Quoted passage:
>>>>
In route to repair a water main leak, a newly hired backhoe operator drifts to the edge of the road and slams into the back of a car, injuring a mother waiting for her kids to get out of school.
The young operator is near tears, the supervisor overflows with accusations, another worker slams their hand in a door. Everything is confusion.
Eventually, when the mess is sorted out, the safety coordinator will investigate the accident. He learns the steering and brakes on the backhoe were bad. Someone will get blamed, and the equipment issues will be repaired. The safety coordinator, overwhelmed by the demands on his time, will go off to fight the next fire.
This is not an extreme case. Accidents are handled like this every day. At best, this type of approach deals with symptoms and not the actual or root cause. In a few days, another piece of equipment, perhaps a manifold at the water plant, will fail. Someone else will be injured or maybe killed. The plant will shut down for a while and the damage will be repaired, but the risks will remain.
To identify and control risk, an accident investigation must get to root causes. Why was a new employee operating the backhoe? How much training had they received? Why wasn’t the faulty equipment taken out of service immediately? Why wasn’t it clearly tagged out of service? Reported? Was the equipment regularly inspected? Is there a preventative maintenance program? What must be changed in maintenance, training or safety to keep this from happening again?
<<<<
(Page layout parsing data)
>>>>
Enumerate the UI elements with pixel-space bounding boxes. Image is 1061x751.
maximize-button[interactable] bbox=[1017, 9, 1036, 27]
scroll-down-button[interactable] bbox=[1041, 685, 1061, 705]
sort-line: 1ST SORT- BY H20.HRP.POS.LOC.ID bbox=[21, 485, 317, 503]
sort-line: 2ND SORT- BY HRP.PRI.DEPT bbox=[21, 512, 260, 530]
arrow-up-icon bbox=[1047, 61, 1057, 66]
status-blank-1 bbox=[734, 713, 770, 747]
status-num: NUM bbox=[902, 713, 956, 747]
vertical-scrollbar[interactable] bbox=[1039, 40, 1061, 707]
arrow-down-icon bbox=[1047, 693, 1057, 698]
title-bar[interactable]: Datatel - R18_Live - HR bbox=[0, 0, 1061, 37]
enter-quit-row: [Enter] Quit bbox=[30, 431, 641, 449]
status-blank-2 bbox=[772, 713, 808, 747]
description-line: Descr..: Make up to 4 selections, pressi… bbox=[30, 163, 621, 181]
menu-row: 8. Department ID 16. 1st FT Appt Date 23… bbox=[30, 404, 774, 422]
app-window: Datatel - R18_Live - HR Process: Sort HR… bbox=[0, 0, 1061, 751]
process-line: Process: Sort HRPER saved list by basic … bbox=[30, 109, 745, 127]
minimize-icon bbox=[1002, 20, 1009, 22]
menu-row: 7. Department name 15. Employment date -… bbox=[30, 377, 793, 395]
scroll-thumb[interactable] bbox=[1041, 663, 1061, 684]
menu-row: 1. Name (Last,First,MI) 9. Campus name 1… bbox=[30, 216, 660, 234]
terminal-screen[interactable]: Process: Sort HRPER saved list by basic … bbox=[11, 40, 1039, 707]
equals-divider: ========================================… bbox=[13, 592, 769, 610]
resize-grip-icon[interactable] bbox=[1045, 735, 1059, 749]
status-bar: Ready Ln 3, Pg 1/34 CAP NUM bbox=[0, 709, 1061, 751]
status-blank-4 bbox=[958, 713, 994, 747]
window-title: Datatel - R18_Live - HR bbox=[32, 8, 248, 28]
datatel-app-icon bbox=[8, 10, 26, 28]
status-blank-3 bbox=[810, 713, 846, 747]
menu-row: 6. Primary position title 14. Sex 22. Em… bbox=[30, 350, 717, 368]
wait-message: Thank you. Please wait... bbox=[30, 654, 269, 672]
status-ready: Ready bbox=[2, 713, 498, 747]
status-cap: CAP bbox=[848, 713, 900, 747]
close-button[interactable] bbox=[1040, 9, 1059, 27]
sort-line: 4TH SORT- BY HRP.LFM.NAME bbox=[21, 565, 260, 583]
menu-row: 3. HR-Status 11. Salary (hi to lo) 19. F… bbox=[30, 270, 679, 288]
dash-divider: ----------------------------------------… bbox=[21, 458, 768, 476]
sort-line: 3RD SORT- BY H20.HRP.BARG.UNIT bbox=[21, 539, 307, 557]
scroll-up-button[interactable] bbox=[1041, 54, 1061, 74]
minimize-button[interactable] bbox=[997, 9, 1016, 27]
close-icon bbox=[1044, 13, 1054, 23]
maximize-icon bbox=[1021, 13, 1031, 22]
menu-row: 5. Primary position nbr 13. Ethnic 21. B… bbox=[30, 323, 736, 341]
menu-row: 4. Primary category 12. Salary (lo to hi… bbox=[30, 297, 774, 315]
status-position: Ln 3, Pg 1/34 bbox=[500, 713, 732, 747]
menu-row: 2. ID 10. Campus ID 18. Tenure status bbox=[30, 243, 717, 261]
<<<<
What you will do:
**A.** Answer these questions from the backhoe accident passage:
(i) What did the backhoe slam into?
(ii) What did the safety coordinator learn was wrong with the backhoe?
(iii) What piece of equipment at the water plant is named as one that might fail in a few days?
**B.** Rewrite everything from "In route to" down to "Everything is confusion." in the backhoe accident passage, substituting "excavator" for each instance of "backhoe".
**C.** Decide whether each statement agrees with the backhoe accident passage, and support each answer with the deciding words quoted from it:
(i) The injured woman was waiting for her kids to get out of school.
(ii) The passage calls this accident an extreme case.
(iii) The safety coordinator has ample time for his work.
This material is separate from the backhoe accident passage and is not connected to it.

Solutions in order:
**A.**
(i) The back of a car.
(ii) The steering and brakes were bad.
(iii) A manifold.

**B.**
In route to repair a water main leak, a newly hired excavator operator drifts to the edge of the road and slams into the back of a car, injuring a mother waiting for her kids to get out of school.
The young operator is near tears, the supervisor overflows with accusations, another worker slams their hand in a door. Everything is confusion.

**C.**
(i) Yes: "injuring a mother waiting for her kids to get out of school."
(ii) No: "This is not an extreme case."
(iii) No: "overwhelmed by the demands on his time"